• _Exercise directions_
Gather all lines in the records below that include the word "COMO".

(Records contained in a dataset)
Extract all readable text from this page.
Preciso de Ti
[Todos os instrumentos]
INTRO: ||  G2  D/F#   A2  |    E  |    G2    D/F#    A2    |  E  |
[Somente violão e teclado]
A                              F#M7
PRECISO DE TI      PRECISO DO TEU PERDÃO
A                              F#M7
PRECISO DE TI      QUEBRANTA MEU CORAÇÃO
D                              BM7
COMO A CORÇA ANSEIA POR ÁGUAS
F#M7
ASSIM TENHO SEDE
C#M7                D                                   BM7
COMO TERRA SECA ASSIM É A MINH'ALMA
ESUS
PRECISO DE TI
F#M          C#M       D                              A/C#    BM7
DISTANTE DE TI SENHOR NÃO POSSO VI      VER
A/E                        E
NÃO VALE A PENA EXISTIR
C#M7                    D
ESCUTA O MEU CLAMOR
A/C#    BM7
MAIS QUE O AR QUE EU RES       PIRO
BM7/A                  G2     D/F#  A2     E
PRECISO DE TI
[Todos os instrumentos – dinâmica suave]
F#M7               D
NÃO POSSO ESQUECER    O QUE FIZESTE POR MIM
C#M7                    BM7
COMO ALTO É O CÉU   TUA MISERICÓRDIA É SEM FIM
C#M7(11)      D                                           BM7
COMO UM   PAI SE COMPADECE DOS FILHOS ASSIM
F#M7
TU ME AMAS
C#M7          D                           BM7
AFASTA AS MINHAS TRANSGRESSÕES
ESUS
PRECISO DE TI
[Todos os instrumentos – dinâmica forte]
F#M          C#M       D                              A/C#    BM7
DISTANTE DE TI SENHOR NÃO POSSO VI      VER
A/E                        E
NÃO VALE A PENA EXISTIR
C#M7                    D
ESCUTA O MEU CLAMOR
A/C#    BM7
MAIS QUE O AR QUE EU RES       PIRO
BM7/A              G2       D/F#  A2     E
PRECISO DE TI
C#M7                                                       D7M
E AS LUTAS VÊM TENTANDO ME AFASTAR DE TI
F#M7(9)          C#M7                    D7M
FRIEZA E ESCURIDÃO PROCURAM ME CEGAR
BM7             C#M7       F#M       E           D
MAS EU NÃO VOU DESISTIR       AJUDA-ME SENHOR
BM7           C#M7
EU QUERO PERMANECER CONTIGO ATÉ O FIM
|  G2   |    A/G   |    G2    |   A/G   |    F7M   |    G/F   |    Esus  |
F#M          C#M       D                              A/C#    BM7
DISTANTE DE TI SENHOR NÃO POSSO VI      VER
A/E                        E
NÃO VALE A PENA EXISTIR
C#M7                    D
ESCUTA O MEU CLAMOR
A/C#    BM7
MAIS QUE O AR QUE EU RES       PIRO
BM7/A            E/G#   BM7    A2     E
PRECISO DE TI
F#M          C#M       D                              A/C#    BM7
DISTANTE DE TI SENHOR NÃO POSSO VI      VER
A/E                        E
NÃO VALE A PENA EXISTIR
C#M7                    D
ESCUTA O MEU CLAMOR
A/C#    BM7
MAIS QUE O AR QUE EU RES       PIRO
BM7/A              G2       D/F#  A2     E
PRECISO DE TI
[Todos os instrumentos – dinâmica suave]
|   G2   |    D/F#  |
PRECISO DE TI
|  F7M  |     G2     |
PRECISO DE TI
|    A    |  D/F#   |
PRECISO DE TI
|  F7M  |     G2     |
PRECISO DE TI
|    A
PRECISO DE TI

• _Solution to the exercise_
COMO A CORÇA ANSEIA POR ÁGUAS
COMO TERRA SECA ASSIM É A MINH'ALMA
COMO ALTO É O CÉU   TUA MISERICÓRDIA É SEM FIM
COMO UM   PAI SE COMPADECE DOS FILHOS ASSIM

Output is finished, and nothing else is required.